EJERCICIO BREVE A: Indica si cada afirmación concuerda con el hilo sobre polonés y polaco, respondiendo sí o no y citando literalmente las palabras del hilo que lo deciden: (i) según el DRAE, se admiten tanto polonés como polaco para las personas de Polonia; (ii) Miguelillo 87 dice haber escuchado y dicho más polonés que polaco; (iii) Miguelillo 87 pregunta qué forma se usa en España al hablar a diario.
EJERCICIO BREVE B: Por favor, reescribe la parte del hilo sobre polonés y polaco que empieza con las palabras "Él es Polonés" y termina con "Polaco(a) que Polonés(esa)", cambiando "diccionario" por "glosario".

FRAGMENTO CITADO:

—————

# Polonés / Polaco



## Miguelillo 87

Para mi sorpresa hoy encontré, que te puedes referir a los habitantes de Polonia de estas dos maneras.

Ella es Polonesa o Poloca

Él es Polonés o Polaco.

Al parecer en el diccionario de WR, dice que ambos sirven para referirse a la nacionalidad de la gente polonesa/polaca  

¿Uds cuál usan?

Personalmente he escuchado y dicho más Polaco(a) que Polonés(esa)


----------



## sunce

Según el DRAE se puede decir de las dos formas, tanto polonés/a o polaco/a para las personas naturales de Polonia


----------



## Miguelillo 87

sunce said:


> Según el DRAE se puede decir de las dos formas, tanto polonés/a o polaco/a para las personas naturales de Polonia


Sí sunce eso ya lo sé, pero ¿Tú cómo lo empleas?

¿Qué es lo que se usa en España en el hablar diario?

—————

FILAS DE DATOS:
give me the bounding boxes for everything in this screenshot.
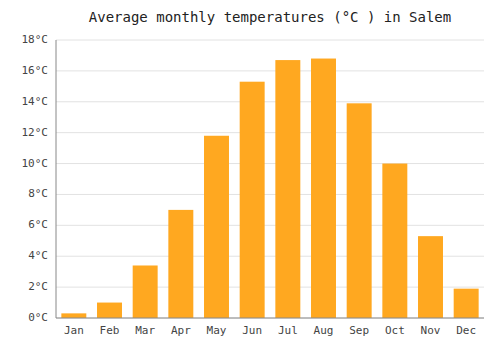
bar — [204, 136, 229, 318]
y-tick-label: 8°C — [28, 187, 48, 200]
bar — [275, 60, 300, 318]
grid-line — [56, 40, 484, 41]
x-tick-label: Jun — [242, 324, 262, 337]
bar — [311, 59, 336, 318]
bar — [347, 103, 372, 318]
grid-line — [56, 70, 484, 71]
chart-container: 0°C 2°C 4°C 6°C 8°C 10°C 12°C 14°C 16°C 18°C Jan Fe… — [0, 0, 500, 350]
bar — [133, 265, 158, 318]
bar — [240, 82, 265, 318]
x-tick-label: Mar — [135, 324, 155, 337]
grid-line — [56, 194, 484, 195]
y-axis-line — [56, 40, 57, 318]
x-tick-label: May — [207, 324, 227, 337]
x-tick-label: Jan — [64, 324, 84, 337]
y-axis: 0°C 2°C 4°C 6°C 8°C 10°C 12°C 14°C 16°C 18°C — [22, 33, 49, 324]
grid-line — [56, 225, 484, 226]
x-tick-label: Apr — [171, 324, 191, 337]
y-tick-label: 0°C — [28, 311, 48, 324]
grid-line — [56, 318, 484, 319]
bar — [454, 289, 479, 318]
x-tick-label: Aug — [314, 324, 334, 337]
chart: 0°C 2°C 4°C 6°C 8°C 10°C 12°C 14°C 16°C 18°C Jan Fe… — [0, 0, 500, 350]
bar — [382, 164, 407, 318]
grid-line — [56, 163, 484, 164]
bar — [61, 313, 86, 318]
grid — [56, 40, 484, 318]
x-tick-label: Nov — [421, 324, 441, 337]
bar — [418, 236, 443, 318]
bar — [97, 303, 122, 318]
x-tick-label: Oct — [385, 324, 405, 337]
title: Average monthly temperatures (°C ) in Sa… — [89, 9, 451, 25]
y-tick-label: 10°C — [22, 157, 49, 170]
x-tick-label: Jul — [278, 324, 298, 337]
y-tick-label: 16°C — [22, 64, 49, 77]
x-tick-label: Dec — [456, 324, 476, 337]
y-tick-label: 2°C — [28, 280, 48, 293]
grid-line — [56, 101, 484, 102]
x-tick-label: Sep — [349, 324, 369, 337]
grid-line — [56, 132, 484, 133]
y-tick-label: 18°C — [22, 33, 49, 46]
y-tick-label: 4°C — [28, 249, 48, 262]
x-axis: Jan Feb Mar Apr May Jun Jul Aug Sep Oct Nov Dec — [64, 324, 476, 337]
x-tick-label: Feb — [100, 324, 120, 337]
x-axis-line — [56, 318, 484, 319]
y-tick-label: 14°C — [22, 95, 49, 108]
bar — [168, 210, 193, 318]
y-tick-label: 6°C — [28, 218, 48, 231]
y-tick-label: 12°C — [22, 126, 49, 139]
bars — [61, 59, 478, 318]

—————

RESULTADO DEL EJERCICIO A:
(i) Sí: "Según el DRAE se puede decir de las dos formas, tanto polonés/a o polaco/a para las personas naturales de Polonia".
(ii) No: "Personalmente he escuchado y dicho más Polaco(a) que Polonés(esa)".
(iii) Sí: "¿Qué es lo que se usa en España en el hablar diario?"

RESULTADO DEL EJERCICIO B:
Él es Polonés o Polaco.

Al parecer en el glosario de WR, dice que ambos sirven para referirse a la nacionalidad de la gente polonesa/polaca  

¿Uds cuál usan?

Personalmente he escuchado y dicho más Polaco(a) que Polonés(esa)